To be done
Records follow. Select each line holding "after".

Data for the task
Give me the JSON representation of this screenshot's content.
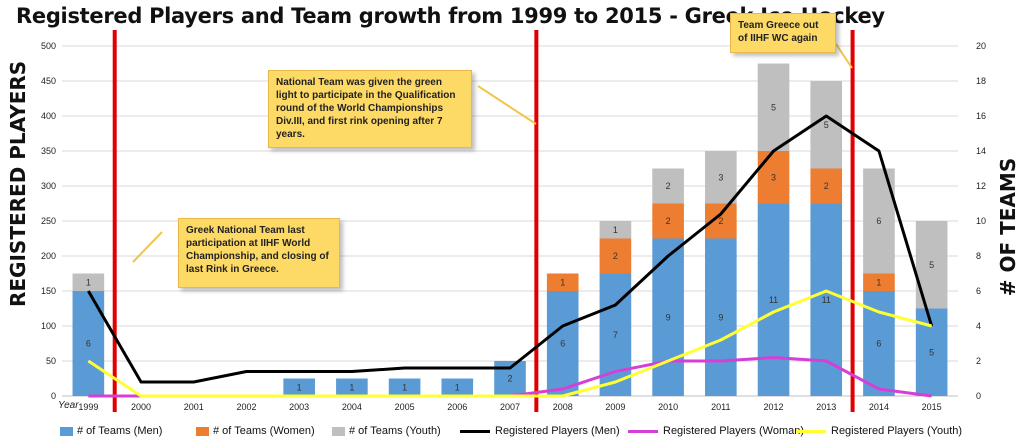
{
  "chart_data": {
    "type": "bar",
    "title": "Registered Players and Team growth from 1999 to 2015 - Greek Ice Hockey",
    "ylabel_left": "REGISTERED PLAYERS",
    "ylabel_right": "# OF TEAMS",
    "x_prefix": "Year",
    "categories": [
      "1999",
      "2000",
      "2001",
      "2002",
      "2003",
      "2004",
      "2005",
      "2006",
      "2007",
      "2008",
      "2009",
      "2010",
      "2011",
      "2012",
      "2013",
      "2014",
      "2015"
    ],
    "ylim_left": [
      0,
      500
    ],
    "ylim_right": [
      0,
      20
    ],
    "yticks_left": [
      "0",
      "50",
      "100",
      "150",
      "200",
      "250",
      "300",
      "350",
      "400",
      "450",
      "500"
    ],
    "yticks_right": [
      "0",
      "2",
      "4",
      "6",
      "8",
      "10",
      "12",
      "14",
      "16",
      "18",
      "20"
    ],
    "bar_series": [
      {
        "name": "# of Teams (Men)",
        "color": "#5b9bd5",
        "values": [
          6,
          0,
          0,
          0,
          1,
          1,
          1,
          1,
          2,
          6,
          7,
          9,
          9,
          11,
          11,
          6,
          5
        ]
      },
      {
        "name": "# of Teams (Women)",
        "color": "#ed7d31",
        "values": [
          0,
          0,
          0,
          0,
          0,
          0,
          0,
          0,
          0,
          1,
          2,
          2,
          2,
          3,
          2,
          1,
          0
        ]
      },
      {
        "name": "# of Teams (Youth)",
        "color": "#bfbfbf",
        "values": [
          1,
          0,
          0,
          0,
          0,
          0,
          0,
          0,
          0,
          0,
          1,
          2,
          3,
          5,
          5,
          6,
          5
        ]
      }
    ],
    "line_series": [
      {
        "name": "Registered Players (Men)",
        "color": "#000000",
        "values": [
          150,
          20,
          20,
          35,
          35,
          35,
          40,
          40,
          40,
          100,
          130,
          200,
          260,
          350,
          400,
          350,
          100
        ]
      },
      {
        "name": "Registered Players (Woman)",
        "color": "#d63fd6",
        "values": [
          0,
          0,
          0,
          0,
          0,
          0,
          0,
          0,
          0,
          10,
          35,
          50,
          50,
          55,
          50,
          10,
          0
        ]
      },
      {
        "name": "Registered Players (Youth)",
        "color": "#ffff33",
        "values": [
          50,
          0,
          0,
          0,
          0,
          0,
          0,
          0,
          0,
          0,
          20,
          50,
          80,
          120,
          150,
          120,
          100
        ]
      }
    ],
    "event_markers": [
      {
        "after": "1999",
        "color": "#e00000"
      },
      {
        "after": "2007",
        "color": "#e00000"
      },
      {
        "after": "2013",
        "color": "#e00000"
      }
    ],
    "annotations": [
      {
        "text": "Greek National Team last participation at IIHF World Championship, and closing of last Rink in Greece."
      },
      {
        "text": "National Team was given the green light to participate in the Qualification round of the World Championships Div.III, and first rink opening after 7 years."
      },
      {
        "text": "Team Greece out of IIHF WC again"
      }
    ],
    "grid": true,
    "legend_position": "bottom"
  }
}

Solution below
        "after": "1999",
        "after": "2007",
        "after": "2013",
        "text": "National Team was given the green light to participate in the Qualification round of the World Championships Div.III, and first rink opening after 7 years."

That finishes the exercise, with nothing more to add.